**Information provided:**
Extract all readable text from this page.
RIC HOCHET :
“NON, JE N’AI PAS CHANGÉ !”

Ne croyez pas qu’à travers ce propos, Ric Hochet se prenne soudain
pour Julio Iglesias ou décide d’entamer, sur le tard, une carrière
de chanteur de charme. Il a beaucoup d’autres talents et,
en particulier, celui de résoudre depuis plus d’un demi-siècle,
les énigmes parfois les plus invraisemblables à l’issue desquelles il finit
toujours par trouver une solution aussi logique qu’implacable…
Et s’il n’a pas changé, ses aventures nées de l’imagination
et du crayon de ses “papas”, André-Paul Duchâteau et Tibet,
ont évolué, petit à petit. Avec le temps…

**Work to be completed:**
Scan the data for the word "plus" and copy every line where it shows up.

**Solution:**
en particulier, celui de résoudre depuis plus d’un demi-siècle,
les énigmes parfois les plus invraisemblables à l’issue desquelles il finit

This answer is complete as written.